» **EXERCISE GOAL**
Take the records underneath and set them down exactly.

# # #

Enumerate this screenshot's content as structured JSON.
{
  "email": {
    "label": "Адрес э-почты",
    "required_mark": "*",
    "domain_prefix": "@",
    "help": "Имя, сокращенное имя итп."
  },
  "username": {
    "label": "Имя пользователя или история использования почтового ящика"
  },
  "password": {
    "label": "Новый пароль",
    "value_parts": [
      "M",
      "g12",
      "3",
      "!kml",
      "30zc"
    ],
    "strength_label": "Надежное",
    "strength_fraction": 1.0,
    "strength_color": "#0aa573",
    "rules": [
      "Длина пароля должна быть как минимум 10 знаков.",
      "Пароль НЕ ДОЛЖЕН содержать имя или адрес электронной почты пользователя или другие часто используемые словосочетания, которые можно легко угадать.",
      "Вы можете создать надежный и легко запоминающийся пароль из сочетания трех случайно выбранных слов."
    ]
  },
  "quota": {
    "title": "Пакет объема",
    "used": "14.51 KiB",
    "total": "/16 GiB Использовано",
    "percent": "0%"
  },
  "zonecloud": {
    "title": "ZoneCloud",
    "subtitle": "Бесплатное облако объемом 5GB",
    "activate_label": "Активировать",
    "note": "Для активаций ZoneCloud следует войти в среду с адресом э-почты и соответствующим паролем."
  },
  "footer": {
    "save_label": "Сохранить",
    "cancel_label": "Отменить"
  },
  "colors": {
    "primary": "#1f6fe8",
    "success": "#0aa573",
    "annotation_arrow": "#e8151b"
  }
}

# # #

» **FULL ANSWER**
Enumerate this screenshot's content as structured JSON.
{
  "email": {
    "label": "Адрес э-почты",
    "required_mark": "*",
    "domain_prefix": "@",
    "help": "Имя, сокращенное имя итп."
  },
  "username": {
    "label": "Имя пользователя или история использования почтового ящика"
  },
  "password": {
    "label": "Новый пароль",
    "value_parts": [
      "M",
      "g12",
      "3",
      "!kml",
      "30zc"
    ],
    "strength_label": "Надежное",
    "strength_fraction": 1.0,
    "strength_color": "#0aa573",
    "rules": [
      "Длина пароля должна быть как минимум 10 знаков.",
      "Пароль НЕ ДОЛЖЕН содержать имя или адрес электронной почты пользователя или другие часто используемые словосочетания, которые можно легко угадать.",
      "Вы можете создать надежный и легко запоминающийся пароль из сочетания трех случайно выбранных слов."
    ]
  },
  "quota": {
    "title": "Пакет объема",
    "used": "14.51 KiB",
    "total": "/16 GiB Использовано",
    "percent": "0%"
  },
  "zonecloud": {
    "title": "ZoneCloud",
    "subtitle": "Бесплатное облако объемом 5GB",
    "activate_label": "Активировать",
    "note": "Для активаций ZoneCloud следует войти в среду с адресом э-почты и соответствующим паролем."
  },
  "footer": {
    "save_label": "Сохранить",
    "cancel_label": "Отменить"
  },
  "colors": {
    "primary": "#1f6fe8",
    "success": "#0aa573",
    "annotation_arrow": "#e8151b"
  }
}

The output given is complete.